Will you print the material below without altering a single character?

= = =

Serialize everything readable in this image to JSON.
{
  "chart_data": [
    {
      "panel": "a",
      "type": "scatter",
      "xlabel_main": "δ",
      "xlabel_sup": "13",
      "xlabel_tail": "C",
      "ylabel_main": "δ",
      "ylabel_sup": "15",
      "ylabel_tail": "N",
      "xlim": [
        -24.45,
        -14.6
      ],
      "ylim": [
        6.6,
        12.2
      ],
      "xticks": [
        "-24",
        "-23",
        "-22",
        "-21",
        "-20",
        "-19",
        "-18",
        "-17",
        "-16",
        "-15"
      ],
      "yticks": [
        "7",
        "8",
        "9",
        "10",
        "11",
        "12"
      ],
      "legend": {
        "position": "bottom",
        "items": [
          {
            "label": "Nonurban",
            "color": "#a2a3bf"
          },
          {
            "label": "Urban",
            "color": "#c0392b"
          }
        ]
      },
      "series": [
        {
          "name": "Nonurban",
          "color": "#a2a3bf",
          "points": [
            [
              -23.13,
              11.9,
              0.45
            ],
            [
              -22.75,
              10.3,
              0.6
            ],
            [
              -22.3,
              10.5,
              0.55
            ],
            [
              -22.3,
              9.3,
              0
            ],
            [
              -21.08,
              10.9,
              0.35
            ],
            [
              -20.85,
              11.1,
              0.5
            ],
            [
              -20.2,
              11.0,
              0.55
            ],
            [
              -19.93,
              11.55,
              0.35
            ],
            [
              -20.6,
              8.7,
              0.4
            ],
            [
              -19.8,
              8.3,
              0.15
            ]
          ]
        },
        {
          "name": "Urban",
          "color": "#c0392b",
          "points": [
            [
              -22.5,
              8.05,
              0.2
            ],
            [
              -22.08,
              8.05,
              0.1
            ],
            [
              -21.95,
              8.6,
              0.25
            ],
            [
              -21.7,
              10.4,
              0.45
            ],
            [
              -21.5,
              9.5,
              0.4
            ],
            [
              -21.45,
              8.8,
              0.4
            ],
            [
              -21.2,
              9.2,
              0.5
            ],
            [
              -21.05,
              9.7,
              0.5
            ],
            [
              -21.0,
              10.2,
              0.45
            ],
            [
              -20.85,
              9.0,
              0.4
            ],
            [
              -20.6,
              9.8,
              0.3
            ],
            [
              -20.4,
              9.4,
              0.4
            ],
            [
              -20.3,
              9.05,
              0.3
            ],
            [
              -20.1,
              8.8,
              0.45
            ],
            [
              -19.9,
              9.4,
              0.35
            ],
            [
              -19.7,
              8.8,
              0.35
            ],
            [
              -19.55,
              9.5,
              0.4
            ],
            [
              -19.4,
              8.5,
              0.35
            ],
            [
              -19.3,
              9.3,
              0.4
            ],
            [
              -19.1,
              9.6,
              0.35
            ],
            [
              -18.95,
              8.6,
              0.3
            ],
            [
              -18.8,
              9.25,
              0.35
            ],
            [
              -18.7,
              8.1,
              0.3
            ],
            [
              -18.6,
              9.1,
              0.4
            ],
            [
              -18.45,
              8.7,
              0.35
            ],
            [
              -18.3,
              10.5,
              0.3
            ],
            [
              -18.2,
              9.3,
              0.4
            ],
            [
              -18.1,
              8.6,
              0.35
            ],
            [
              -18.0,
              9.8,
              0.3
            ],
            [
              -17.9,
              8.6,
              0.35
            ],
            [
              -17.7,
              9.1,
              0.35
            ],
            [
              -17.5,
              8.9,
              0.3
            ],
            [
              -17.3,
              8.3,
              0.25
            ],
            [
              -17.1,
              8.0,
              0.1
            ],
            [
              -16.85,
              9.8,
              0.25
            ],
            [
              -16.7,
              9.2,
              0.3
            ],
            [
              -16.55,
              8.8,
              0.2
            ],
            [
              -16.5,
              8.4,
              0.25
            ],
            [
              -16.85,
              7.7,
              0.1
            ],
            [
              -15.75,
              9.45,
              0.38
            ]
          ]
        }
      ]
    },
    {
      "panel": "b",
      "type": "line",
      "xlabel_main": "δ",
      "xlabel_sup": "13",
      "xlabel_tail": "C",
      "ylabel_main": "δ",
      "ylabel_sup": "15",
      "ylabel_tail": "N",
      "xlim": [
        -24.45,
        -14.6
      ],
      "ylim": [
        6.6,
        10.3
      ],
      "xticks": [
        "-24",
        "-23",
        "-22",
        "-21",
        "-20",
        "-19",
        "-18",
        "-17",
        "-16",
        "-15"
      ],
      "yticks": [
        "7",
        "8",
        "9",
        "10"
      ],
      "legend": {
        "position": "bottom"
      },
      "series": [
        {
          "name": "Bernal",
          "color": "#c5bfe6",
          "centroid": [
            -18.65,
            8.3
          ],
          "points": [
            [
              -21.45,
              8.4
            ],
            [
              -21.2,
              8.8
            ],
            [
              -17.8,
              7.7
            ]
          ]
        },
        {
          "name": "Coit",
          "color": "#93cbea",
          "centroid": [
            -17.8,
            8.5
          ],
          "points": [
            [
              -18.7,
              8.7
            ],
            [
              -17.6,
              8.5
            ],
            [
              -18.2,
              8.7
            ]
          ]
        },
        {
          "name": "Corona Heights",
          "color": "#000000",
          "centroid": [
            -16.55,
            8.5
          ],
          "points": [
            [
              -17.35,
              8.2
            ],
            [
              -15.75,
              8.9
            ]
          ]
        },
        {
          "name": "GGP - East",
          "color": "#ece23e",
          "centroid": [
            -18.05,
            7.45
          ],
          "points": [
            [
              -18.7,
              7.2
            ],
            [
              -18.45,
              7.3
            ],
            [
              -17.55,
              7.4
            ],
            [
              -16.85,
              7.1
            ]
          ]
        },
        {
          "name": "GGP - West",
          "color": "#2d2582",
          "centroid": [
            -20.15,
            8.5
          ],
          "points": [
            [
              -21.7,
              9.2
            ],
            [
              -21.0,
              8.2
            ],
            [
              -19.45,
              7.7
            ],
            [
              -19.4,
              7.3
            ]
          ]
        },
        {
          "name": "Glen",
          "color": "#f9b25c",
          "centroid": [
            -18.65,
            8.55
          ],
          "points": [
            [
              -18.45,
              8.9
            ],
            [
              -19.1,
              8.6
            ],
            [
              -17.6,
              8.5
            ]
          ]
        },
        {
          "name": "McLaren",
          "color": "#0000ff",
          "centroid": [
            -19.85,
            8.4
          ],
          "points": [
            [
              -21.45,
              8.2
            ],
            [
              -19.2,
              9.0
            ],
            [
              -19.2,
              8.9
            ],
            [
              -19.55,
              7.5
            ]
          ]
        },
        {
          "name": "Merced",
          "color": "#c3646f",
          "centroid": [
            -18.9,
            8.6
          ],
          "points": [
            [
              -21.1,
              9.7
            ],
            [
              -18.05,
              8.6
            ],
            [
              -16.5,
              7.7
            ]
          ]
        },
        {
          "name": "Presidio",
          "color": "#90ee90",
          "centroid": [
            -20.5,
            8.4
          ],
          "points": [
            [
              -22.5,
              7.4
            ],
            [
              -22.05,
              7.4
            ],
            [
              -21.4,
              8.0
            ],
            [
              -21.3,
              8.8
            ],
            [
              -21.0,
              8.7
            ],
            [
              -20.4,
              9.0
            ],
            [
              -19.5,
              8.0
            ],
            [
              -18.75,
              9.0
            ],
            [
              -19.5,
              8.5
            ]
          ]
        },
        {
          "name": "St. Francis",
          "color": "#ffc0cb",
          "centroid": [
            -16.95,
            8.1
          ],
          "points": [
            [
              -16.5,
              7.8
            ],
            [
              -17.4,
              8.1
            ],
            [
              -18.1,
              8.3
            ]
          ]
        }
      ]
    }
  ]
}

= = =

Exercise output =
Serialize everything readable in this image to JSON.
{
  "chart_data": [
    {
      "panel": "a",
      "type": "scatter",
      "xlabel_main": "δ",
      "xlabel_sup": "13",
      "xlabel_tail": "C",
      "ylabel_main": "δ",
      "ylabel_sup": "15",
      "ylabel_tail": "N",
      "xlim": [
        -24.45,
        -14.6
      ],
      "ylim": [
        6.6,
        12.2
      ],
      "xticks": [
        "-24",
        "-23",
        "-22",
        "-21",
        "-20",
        "-19",
        "-18",
        "-17",
        "-16",
        "-15"
      ],
      "yticks": [
        "7",
        "8",
        "9",
        "10",
        "11",
        "12"
      ],
      "legend": {
        "position": "bottom",
        "items": [
          {
            "label": "Nonurban",
            "color": "#a2a3bf"
          },
          {
            "label": "Urban",
            "color": "#c0392b"
          }
        ]
      },
      "series": [
        {
          "name": "Nonurban",
          "color": "#a2a3bf",
          "points": [
            [
              -23.13,
              11.9,
              0.45
            ],
            [
              -22.75,
              10.3,
              0.6
            ],
            [
              -22.3,
              10.5,
              0.55
            ],
            [
              -22.3,
              9.3,
              0
            ],
            [
              -21.08,
              10.9,
              0.35
            ],
            [
              -20.85,
              11.1,
              0.5
            ],
            [
              -20.2,
              11.0,
              0.55
            ],
            [
              -19.93,
              11.55,
              0.35
            ],
            [
              -20.6,
              8.7,
              0.4
            ],
            [
              -19.8,
              8.3,
              0.15
            ]
          ]
        },
        {
          "name": "Urban",
          "color": "#c0392b",
          "points": [
            [
              -22.5,
              8.05,
              0.2
            ],
            [
              -22.08,
              8.05,
              0.1
            ],
            [
              -21.95,
              8.6,
              0.25
            ],
            [
              -21.7,
              10.4,
              0.45
            ],
            [
              -21.5,
              9.5,
              0.4
            ],
            [
              -21.45,
              8.8,
              0.4
            ],
            [
              -21.2,
              9.2,
              0.5
            ],
            [
              -21.05,
              9.7,
              0.5
            ],
            [
              -21.0,
              10.2,
              0.45
            ],
            [
              -20.85,
              9.0,
              0.4
            ],
            [
              -20.6,
              9.8,
              0.3
            ],
            [
              -20.4,
              9.4,
              0.4
            ],
            [
              -20.3,
              9.05,
              0.3
            ],
            [
              -20.1,
              8.8,
              0.45
            ],
            [
              -19.9,
              9.4,
              0.35
            ],
            [
              -19.7,
              8.8,
              0.35
            ],
            [
              -19.55,
              9.5,
              0.4
            ],
            [
              -19.4,
              8.5,
              0.35
            ],
            [
              -19.3,
              9.3,
              0.4
            ],
            [
              -19.1,
              9.6,
              0.35
            ],
            [
              -18.95,
              8.6,
              0.3
            ],
            [
              -18.8,
              9.25,
              0.35
            ],
            [
              -18.7,
              8.1,
              0.3
            ],
            [
              -18.6,
              9.1,
              0.4
            ],
            [
              -18.45,
              8.7,
              0.35
            ],
            [
              -18.3,
              10.5,
              0.3
            ],
            [
              -18.2,
              9.3,
              0.4
            ],
            [
              -18.1,
              8.6,
              0.35
            ],
            [
              -18.0,
              9.8,
              0.3
            ],
            [
              -17.9,
              8.6,
              0.35
            ],
            [
              -17.7,
              9.1,
              0.35
            ],
            [
              -17.5,
              8.9,
              0.3
            ],
            [
              -17.3,
              8.3,
              0.25
            ],
            [
              -17.1,
              8.0,
              0.1
            ],
            [
              -16.85,
              9.8,
              0.25
            ],
            [
              -16.7,
              9.2,
              0.3
            ],
            [
              -16.55,
              8.8,
              0.2
            ],
            [
              -16.5,
              8.4,
              0.25
            ],
            [
              -16.85,
              7.7,
              0.1
            ],
            [
              -15.75,
              9.45,
              0.38
            ]
          ]
        }
      ]
    },
    {
      "panel": "b",
      "type": "line",
      "xlabel_main": "δ",
      "xlabel_sup": "13",
      "xlabel_tail": "C",
      "ylabel_main": "δ",
      "ylabel_sup": "15",
      "ylabel_tail": "N",
      "xlim": [
        -24.45,
        -14.6
      ],
      "ylim": [
        6.6,
        10.3
      ],
      "xticks": [
        "-24",
        "-23",
        "-22",
        "-21",
        "-20",
        "-19",
        "-18",
        "-17",
        "-16",
        "-15"
      ],
      "yticks": [
        "7",
        "8",
        "9",
        "10"
      ],
      "legend": {
        "position": "bottom"
      },
      "series": [
        {
          "name": "Bernal",
          "color": "#c5bfe6",
          "centroid": [
            -18.65,
            8.3
          ],
          "points": [
            [
              -21.45,
              8.4
            ],
            [
              -21.2,
              8.8
            ],
            [
              -17.8,
              7.7
            ]
          ]
        },
        {
          "name": "Coit",
          "color": "#93cbea",
          "centroid": [
            -17.8,
            8.5
          ],
          "points": [
            [
              -18.7,
              8.7
            ],
            [
              -17.6,
              8.5
            ],
            [
              -18.2,
              8.7
            ]
          ]
        },
        {
          "name": "Corona Heights",
          "color": "#000000",
          "centroid": [
            -16.55,
            8.5
          ],
          "points": [
            [
              -17.35,
              8.2
            ],
            [
              -15.75,
              8.9
            ]
          ]
        },
        {
          "name": "GGP - East",
          "color": "#ece23e",
          "centroid": [
            -18.05,
            7.45
          ],
          "points": [
            [
              -18.7,
              7.2
            ],
            [
              -18.45,
              7.3
            ],
            [
              -17.55,
              7.4
            ],
            [
              -16.85,
              7.1
            ]
          ]
        },
        {
          "name": "GGP - West",
          "color": "#2d2582",
          "centroid": [
            -20.15,
            8.5
          ],
          "points": [
            [
              -21.7,
              9.2
            ],
            [
              -21.0,
              8.2
            ],
            [
              -19.45,
              7.7
            ],
            [
              -19.4,
              7.3
            ]
          ]
        },
        {
          "name": "Glen",
          "color": "#f9b25c",
          "centroid": [
            -18.65,
            8.55
          ],
          "points": [
            [
              -18.45,
              8.9
            ],
            [
              -19.1,
              8.6
            ],
            [
              -17.6,
              8.5
            ]
          ]
        },
        {
          "name": "McLaren",
          "color": "#0000ff",
          "centroid": [
            -19.85,
            8.4
          ],
          "points": [
            [
              -21.45,
              8.2
            ],
            [
              -19.2,
              9.0
            ],
            [
              -19.2,
              8.9
            ],
            [
              -19.55,
              7.5
            ]
          ]
        },
        {
          "name": "Merced",
          "color": "#c3646f",
          "centroid": [
            -18.9,
            8.6
          ],
          "points": [
            [
              -21.1,
              9.7
            ],
            [
              -18.05,
              8.6
            ],
            [
              -16.5,
              7.7
            ]
          ]
        },
        {
          "name": "Presidio",
          "color": "#90ee90",
          "centroid": [
            -20.5,
            8.4
          ],
          "points": [
            [
              -22.5,
              7.4
            ],
            [
              -22.05,
              7.4
            ],
            [
              -21.4,
              8.0
            ],
            [
              -21.3,
              8.8
            ],
            [
              -21.0,
              8.7
            ],
            [
              -20.4,
              9.0
            ],
            [
              -19.5,
              8.0
            ],
            [
              -18.75,
              9.0
            ],
            [
              -19.5,
              8.5
            ]
          ]
        },
        {
          "name": "St. Francis",
          "color": "#ffc0cb",
          "centroid": [
            -16.95,
            8.1
          ],
          "points": [
            [
              -16.5,
              7.8
            ],
            [
              -17.4,
              8.1
            ],
            [
              -18.1,
              8.3
            ]
          ]
        }
      ]
    }
  ]
}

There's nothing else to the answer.